Transcribe the records below exactly, leaving out any pictures.

> Data listing
──────────────────────────────

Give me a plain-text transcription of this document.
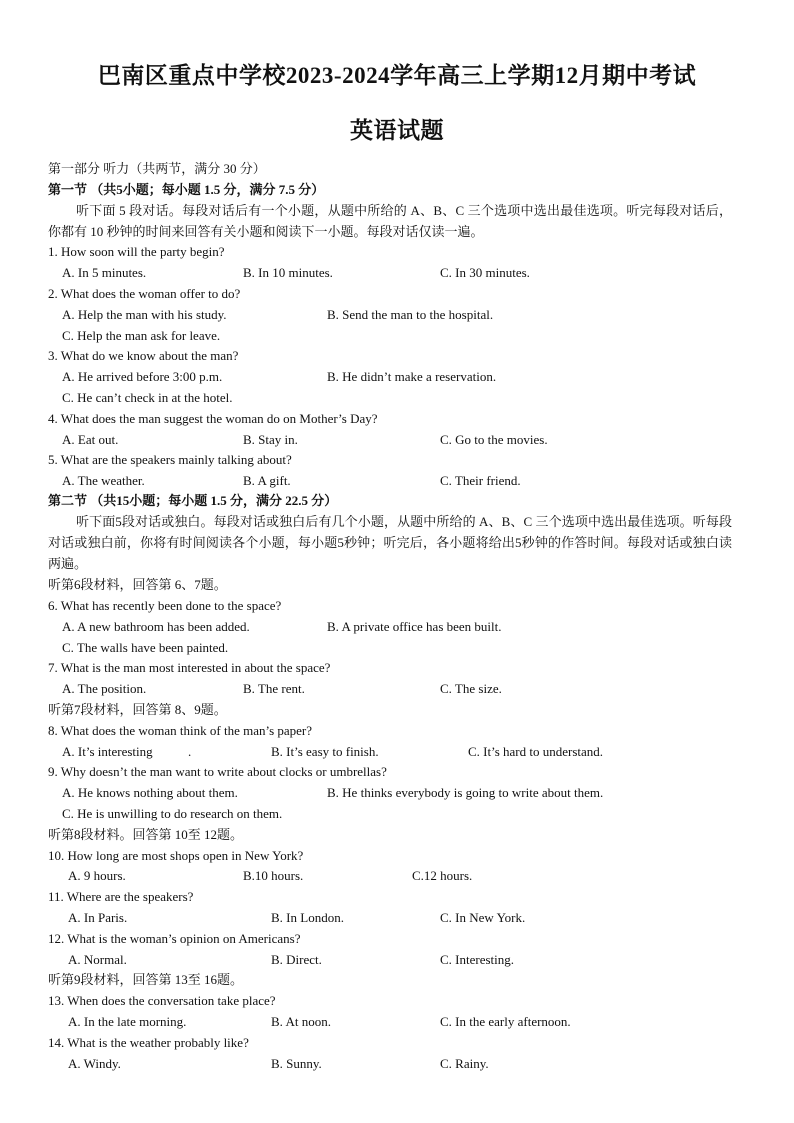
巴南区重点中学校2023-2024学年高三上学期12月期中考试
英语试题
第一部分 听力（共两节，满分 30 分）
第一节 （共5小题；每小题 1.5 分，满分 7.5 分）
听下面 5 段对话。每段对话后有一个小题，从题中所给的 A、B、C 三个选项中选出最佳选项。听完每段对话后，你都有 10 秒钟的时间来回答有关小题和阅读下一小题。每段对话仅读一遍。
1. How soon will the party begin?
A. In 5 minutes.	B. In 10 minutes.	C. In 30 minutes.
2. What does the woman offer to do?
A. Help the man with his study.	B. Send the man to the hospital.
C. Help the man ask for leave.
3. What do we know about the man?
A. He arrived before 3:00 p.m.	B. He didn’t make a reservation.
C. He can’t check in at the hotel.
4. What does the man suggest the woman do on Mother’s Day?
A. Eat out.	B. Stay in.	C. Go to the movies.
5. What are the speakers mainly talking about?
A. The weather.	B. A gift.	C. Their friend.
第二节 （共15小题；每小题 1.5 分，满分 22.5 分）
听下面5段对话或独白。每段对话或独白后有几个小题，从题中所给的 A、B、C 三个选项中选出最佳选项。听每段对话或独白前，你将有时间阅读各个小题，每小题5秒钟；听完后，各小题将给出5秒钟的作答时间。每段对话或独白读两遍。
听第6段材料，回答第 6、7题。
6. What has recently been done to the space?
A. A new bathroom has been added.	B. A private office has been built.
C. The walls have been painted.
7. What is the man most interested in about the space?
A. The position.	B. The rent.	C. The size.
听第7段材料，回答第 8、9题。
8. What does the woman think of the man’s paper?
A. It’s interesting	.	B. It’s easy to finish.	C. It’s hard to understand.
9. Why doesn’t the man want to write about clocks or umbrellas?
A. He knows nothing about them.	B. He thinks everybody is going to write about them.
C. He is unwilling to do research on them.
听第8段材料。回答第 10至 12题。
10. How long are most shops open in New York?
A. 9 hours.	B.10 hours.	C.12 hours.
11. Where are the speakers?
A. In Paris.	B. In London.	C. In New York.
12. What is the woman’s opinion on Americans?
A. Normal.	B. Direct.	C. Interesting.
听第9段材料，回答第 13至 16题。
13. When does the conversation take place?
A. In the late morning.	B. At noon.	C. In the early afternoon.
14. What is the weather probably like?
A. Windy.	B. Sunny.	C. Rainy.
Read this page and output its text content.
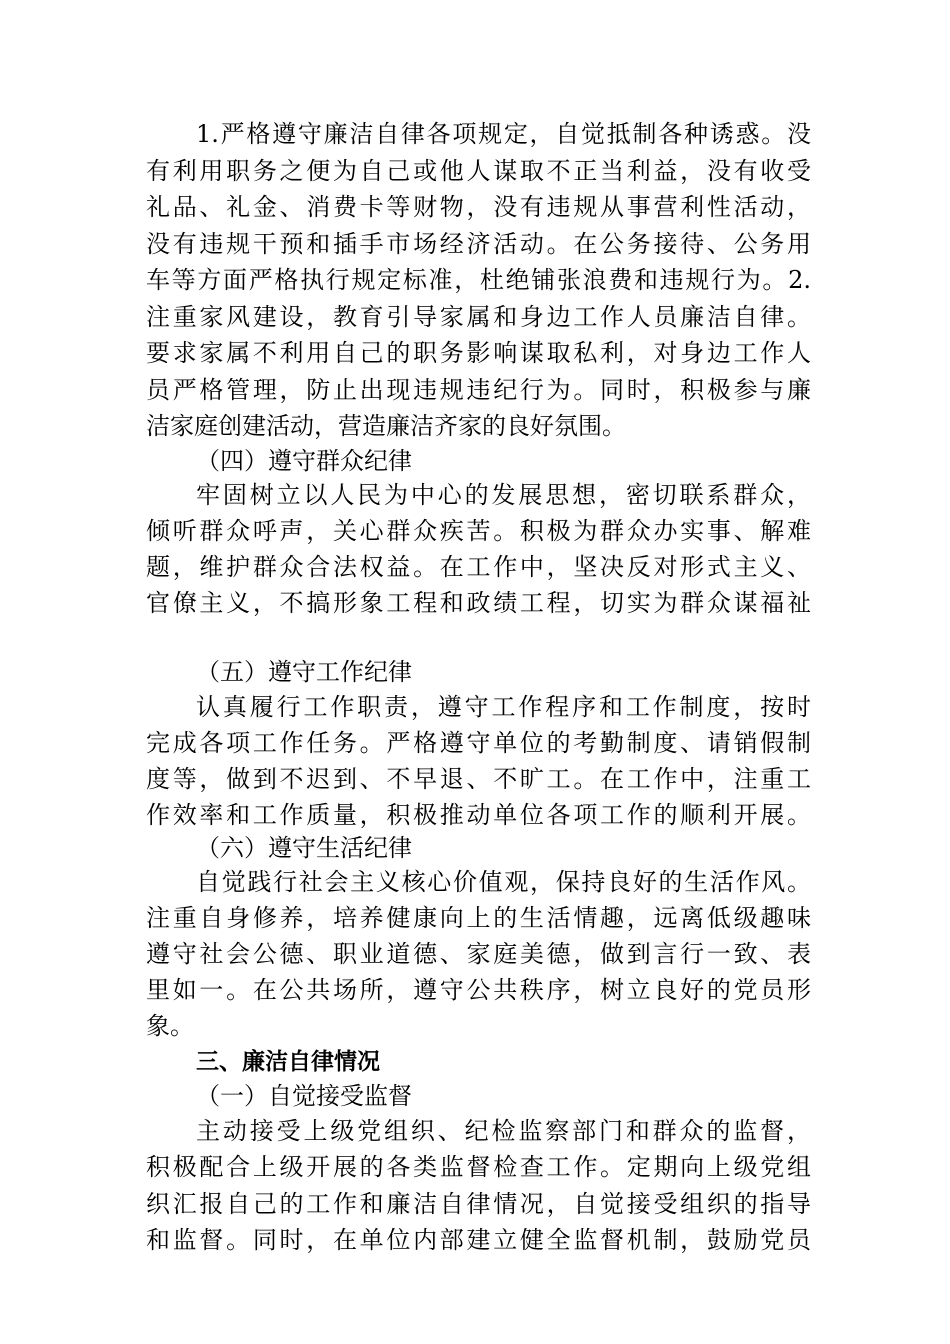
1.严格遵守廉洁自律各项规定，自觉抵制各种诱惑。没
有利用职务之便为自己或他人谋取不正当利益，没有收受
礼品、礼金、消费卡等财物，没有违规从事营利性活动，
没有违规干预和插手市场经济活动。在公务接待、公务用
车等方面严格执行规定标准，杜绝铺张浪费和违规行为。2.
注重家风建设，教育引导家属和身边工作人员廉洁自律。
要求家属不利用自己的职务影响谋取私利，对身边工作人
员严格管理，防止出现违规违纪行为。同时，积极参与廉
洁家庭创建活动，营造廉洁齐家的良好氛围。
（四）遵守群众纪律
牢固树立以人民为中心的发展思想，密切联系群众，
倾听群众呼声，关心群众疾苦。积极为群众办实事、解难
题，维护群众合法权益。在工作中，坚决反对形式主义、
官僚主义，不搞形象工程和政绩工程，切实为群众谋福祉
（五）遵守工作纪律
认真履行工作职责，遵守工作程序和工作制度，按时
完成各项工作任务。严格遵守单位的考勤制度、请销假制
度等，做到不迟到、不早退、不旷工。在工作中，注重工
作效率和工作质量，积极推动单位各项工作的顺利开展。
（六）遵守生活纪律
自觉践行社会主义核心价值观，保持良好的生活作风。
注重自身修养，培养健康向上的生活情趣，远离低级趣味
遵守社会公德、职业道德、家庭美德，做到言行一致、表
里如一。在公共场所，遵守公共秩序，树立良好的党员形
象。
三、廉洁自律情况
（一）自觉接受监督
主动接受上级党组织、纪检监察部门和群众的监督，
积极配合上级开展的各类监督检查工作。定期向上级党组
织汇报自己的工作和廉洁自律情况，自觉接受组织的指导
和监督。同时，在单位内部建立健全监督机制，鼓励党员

──────────────────────────────

> Written answer
Give me a plain-text transcription of this document.
巴南区重点中学校2023-2024学年高三上学期12月期中考试
英语试题
第一部分 听力（共两节，满分 30 分）
第一节 （共5小题；每小题 1.5 分，满分 7.5 分）
听下面 5 段对话。每段对话后有一个小题，从题中所给的 A、B、C 三个选项中选出最佳选项。听完每段对话后，你都有 10 秒钟的时间来回答有关小题和阅读下一小题。每段对话仅读一遍。
1. How soon will the party begin?
A. In 5 minutes.	B. In 10 minutes.	C. In 30 minutes.
2. What does the woman offer to do?
A. Help the man with his study.	B. Send the man to the hospital.
C. Help the man ask for leave.
3. What do we know about the man?
A. He arrived before 3:00 p.m.	B. He didn’t make a reservation.
C. He can’t check in at the hotel.
4. What does the man suggest the woman do on Mother’s Day?
A. Eat out.	B. Stay in.	C. Go to the movies.
5. What are the speakers mainly talking about?
A. The weather.	B. A gift.	C. Their friend.
第二节 （共15小题；每小题 1.5 分，满分 22.5 分）
听下面5段对话或独白。每段对话或独白后有几个小题，从题中所给的 A、B、C 三个选项中选出最佳选项。听每段对话或独白前，你将有时间阅读各个小题，每小题5秒钟；听完后，各小题将给出5秒钟的作答时间。每段对话或独白读两遍。
听第6段材料，回答第 6、7题。
6. What has recently been done to the space?
A. A new bathroom has been added.	B. A private office has been built.
C. The walls have been painted.
7. What is the man most interested in about the space?
A. The position.	B. The rent.	C. The size.
听第7段材料，回答第 8、9题。
8. What does the woman think of the man’s paper?
A. It’s interesting	.	B. It’s easy to finish.	C. It’s hard to understand.
9. Why doesn’t the man want to write about clocks or umbrellas?
A. He knows nothing about them.	B. He thinks everybody is going to write about them.
C. He is unwilling to do research on them.
听第8段材料。回答第 10至 12题。
10. How long are most shops open in New York?
A. 9 hours.	B.10 hours.	C.12 hours.
11. Where are the speakers?
A. In Paris.	B. In London.	C. In New York.
12. What is the woman’s opinion on Americans?
A. Normal.	B. Direct.	C. Interesting.
听第9段材料，回答第 13至 16题。
13. When does the conversation take place?
A. In the late morning.	B. At noon.	C. In the early afternoon.
14. What is the weather probably like?
A. Windy.	B. Sunny.	C. Rainy.
Read this page and output its text content.
1.严格遵守廉洁自律各项规定，自觉抵制各种诱惑。没
有利用职务之便为自己或他人谋取不正当利益，没有收受
礼品、礼金、消费卡等财物，没有违规从事营利性活动，
没有违规干预和插手市场经济活动。在公务接待、公务用
车等方面严格执行规定标准，杜绝铺张浪费和违规行为。2.
注重家风建设，教育引导家属和身边工作人员廉洁自律。
要求家属不利用自己的职务影响谋取私利，对身边工作人
员严格管理，防止出现违规违纪行为。同时，积极参与廉
洁家庭创建活动，营造廉洁齐家的良好氛围。
（四）遵守群众纪律
牢固树立以人民为中心的发展思想，密切联系群众，
倾听群众呼声，关心群众疾苦。积极为群众办实事、解难
题，维护群众合法权益。在工作中，坚决反对形式主义、
官僚主义，不搞形象工程和政绩工程，切实为群众谋福祉
（五）遵守工作纪律
认真履行工作职责，遵守工作程序和工作制度，按时
完成各项工作任务。严格遵守单位的考勤制度、请销假制
度等，做到不迟到、不早退、不旷工。在工作中，注重工
作效率和工作质量，积极推动单位各项工作的顺利开展。
（六）遵守生活纪律
自觉践行社会主义核心价值观，保持良好的生活作风。
注重自身修养，培养健康向上的生活情趣，远离低级趣味
遵守社会公德、职业道德、家庭美德，做到言行一致、表
里如一。在公共场所，遵守公共秩序，树立良好的党员形
象。
三、廉洁自律情况
（一）自觉接受监督
主动接受上级党组织、纪检监察部门和群众的监督，
积极配合上级开展的各类监督检查工作。定期向上级党组
织汇报自己的工作和廉洁自律情况，自觉接受组织的指导
和监督。同时，在单位内部建立健全监督机制，鼓励党员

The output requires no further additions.